[GIVEN TEXT]
.....
Implicit template deduction with lambda expressions

Question

I have the following code I try to build with c++11 on XCode 5.1:

template<class T>
float calc2(std::function<float(T)> f) { return -1.0f * f(3.3f) + 666.0f; }

int main(int argc, const char* argv[])
{
    calc2([](float arg) -> float{ return arg * 0.5f; }); //(1) - Will not compile - no matching function...
    calc2<float>([](float arg) -> float{ return arg * 0.5f; }); // (2) - Compiles well
    return 0;
}

Can someone explain why (1) does not compile? Shouldn't the compiler deduce T from the lambda definition?

Thanks!

Answer 1

Sometimes nothing is the right thing to do. C++ type system will do the dirty work for you:

template<class F>
float calc2(F f)
{
  return -1.0f * f(3.3f) + 666.0f;
}

If you pass it anything that would make the function invalid, it will naturally fail to compile.
.....
[SUPPLIED INFORMATION]
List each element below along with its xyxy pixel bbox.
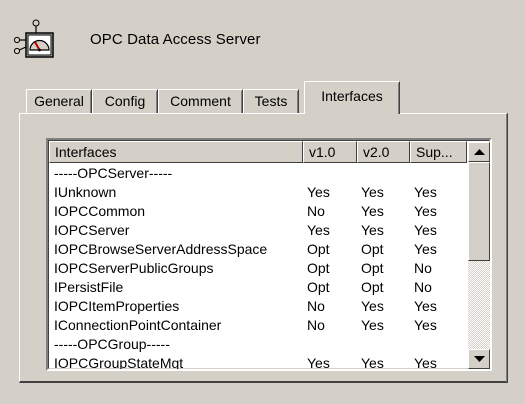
.....
In the thread above on template deduction with lambdas, which version of XCode was the code being built on?

XCode 5.1